Stored items from a collection:
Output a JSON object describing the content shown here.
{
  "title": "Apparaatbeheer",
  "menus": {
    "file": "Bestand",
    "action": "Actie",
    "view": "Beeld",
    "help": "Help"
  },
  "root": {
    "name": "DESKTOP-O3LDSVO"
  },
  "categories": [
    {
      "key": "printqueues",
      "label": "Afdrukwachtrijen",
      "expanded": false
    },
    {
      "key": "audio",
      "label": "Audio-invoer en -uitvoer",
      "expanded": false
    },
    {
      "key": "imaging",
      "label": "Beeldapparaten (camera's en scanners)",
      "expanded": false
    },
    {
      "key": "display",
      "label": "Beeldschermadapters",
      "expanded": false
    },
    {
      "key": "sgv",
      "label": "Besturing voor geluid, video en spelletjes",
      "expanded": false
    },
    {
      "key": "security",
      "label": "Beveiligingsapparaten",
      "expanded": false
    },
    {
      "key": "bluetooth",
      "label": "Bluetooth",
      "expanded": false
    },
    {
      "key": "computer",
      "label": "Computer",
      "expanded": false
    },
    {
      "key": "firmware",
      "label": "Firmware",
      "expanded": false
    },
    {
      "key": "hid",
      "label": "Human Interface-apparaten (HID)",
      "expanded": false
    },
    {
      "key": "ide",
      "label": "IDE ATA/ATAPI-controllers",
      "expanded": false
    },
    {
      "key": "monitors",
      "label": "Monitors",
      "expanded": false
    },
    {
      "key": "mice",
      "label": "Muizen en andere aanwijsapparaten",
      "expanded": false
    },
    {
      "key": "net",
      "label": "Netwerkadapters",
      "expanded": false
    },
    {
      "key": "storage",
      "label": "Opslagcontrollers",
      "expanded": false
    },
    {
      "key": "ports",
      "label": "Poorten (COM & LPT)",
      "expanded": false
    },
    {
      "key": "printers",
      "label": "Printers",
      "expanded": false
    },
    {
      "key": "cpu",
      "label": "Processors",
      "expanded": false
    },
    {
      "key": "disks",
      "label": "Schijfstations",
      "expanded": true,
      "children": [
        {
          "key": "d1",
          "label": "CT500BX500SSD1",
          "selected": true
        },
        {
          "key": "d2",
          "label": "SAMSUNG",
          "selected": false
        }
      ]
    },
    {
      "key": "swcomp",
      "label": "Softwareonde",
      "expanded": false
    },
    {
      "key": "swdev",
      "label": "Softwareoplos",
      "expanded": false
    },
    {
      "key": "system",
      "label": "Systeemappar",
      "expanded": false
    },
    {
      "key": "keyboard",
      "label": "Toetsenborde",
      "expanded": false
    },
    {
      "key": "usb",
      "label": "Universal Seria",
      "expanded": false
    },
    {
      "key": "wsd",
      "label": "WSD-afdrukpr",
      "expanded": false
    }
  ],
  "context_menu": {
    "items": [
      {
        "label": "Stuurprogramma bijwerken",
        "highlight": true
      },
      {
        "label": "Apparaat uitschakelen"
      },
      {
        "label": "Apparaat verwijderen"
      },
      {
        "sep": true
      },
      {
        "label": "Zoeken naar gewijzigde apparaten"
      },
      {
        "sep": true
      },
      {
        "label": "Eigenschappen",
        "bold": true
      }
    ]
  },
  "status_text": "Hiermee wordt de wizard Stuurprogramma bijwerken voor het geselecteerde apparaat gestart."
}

Goal of the exercise →
Each line above must be reproduced exactly as it stands.

Solved problem →
Output a JSON object describing the content shown here.
{
  "title": "Apparaatbeheer",
  "menus": {
    "file": "Bestand",
    "action": "Actie",
    "view": "Beeld",
    "help": "Help"
  },
  "root": {
    "name": "DESKTOP-O3LDSVO"
  },
  "categories": [
    {
      "key": "printqueues",
      "label": "Afdrukwachtrijen",
      "expanded": false
    },
    {
      "key": "audio",
      "label": "Audio-invoer en -uitvoer",
      "expanded": false
    },
    {
      "key": "imaging",
      "label": "Beeldapparaten (camera's en scanners)",
      "expanded": false
    },
    {
      "key": "display",
      "label": "Beeldschermadapters",
      "expanded": false
    },
    {
      "key": "sgv",
      "label": "Besturing voor geluid, video en spelletjes",
      "expanded": false
    },
    {
      "key": "security",
      "label": "Beveiligingsapparaten",
      "expanded": false
    },
    {
      "key": "bluetooth",
      "label": "Bluetooth",
      "expanded": false
    },
    {
      "key": "computer",
      "label": "Computer",
      "expanded": false
    },
    {
      "key": "firmware",
      "label": "Firmware",
      "expanded": false
    },
    {
      "key": "hid",
      "label": "Human Interface-apparaten (HID)",
      "expanded": false
    },
    {
      "key": "ide",
      "label": "IDE ATA/ATAPI-controllers",
      "expanded": false
    },
    {
      "key": "monitors",
      "label": "Monitors",
      "expanded": false
    },
    {
      "key": "mice",
      "label": "Muizen en andere aanwijsapparaten",
      "expanded": false
    },
    {
      "key": "net",
      "label": "Netwerkadapters",
      "expanded": false
    },
    {
      "key": "storage",
      "label": "Opslagcontrollers",
      "expanded": false
    },
    {
      "key": "ports",
      "label": "Poorten (COM & LPT)",
      "expanded": false
    },
    {
      "key": "printers",
      "label": "Printers",
      "expanded": false
    },
    {
      "key": "cpu",
      "label": "Processors",
      "expanded": false
    },
    {
      "key": "disks",
      "label": "Schijfstations",
      "expanded": true,
      "children": [
        {
          "key": "d1",
          "label": "CT500BX500SSD1",
          "selected": true
        },
        {
          "key": "d2",
          "label": "SAMSUNG",
          "selected": false
        }
      ]
    },
    {
      "key": "swcomp",
      "label": "Softwareonde",
      "expanded": false
    },
    {
      "key": "swdev",
      "label": "Softwareoplos",
      "expanded": false
    },
    {
      "key": "system",
      "label": "Systeemappar",
      "expanded": false
    },
    {
      "key": "keyboard",
      "label": "Toetsenborde",
      "expanded": false
    },
    {
      "key": "usb",
      "label": "Universal Seria",
      "expanded": false
    },
    {
      "key": "wsd",
      "label": "WSD-afdrukpr",
      "expanded": false
    }
  ],
  "context_menu": {
    "items": [
      {
        "label": "Stuurprogramma bijwerken",
        "highlight": true
      },
      {
        "label": "Apparaat uitschakelen"
      },
      {
        "label": "Apparaat verwijderen"
      },
      {
        "sep": true
      },
      {
        "label": "Zoeken naar gewijzigde apparaten"
      },
      {
        "sep": true
      },
      {
        "label": "Eigenschappen",
        "bold": true
      }
    ]
  },
  "status_text": "Hiermee wordt de wizard Stuurprogramma bijwerken voor het geselecteerde apparaat gestart."
}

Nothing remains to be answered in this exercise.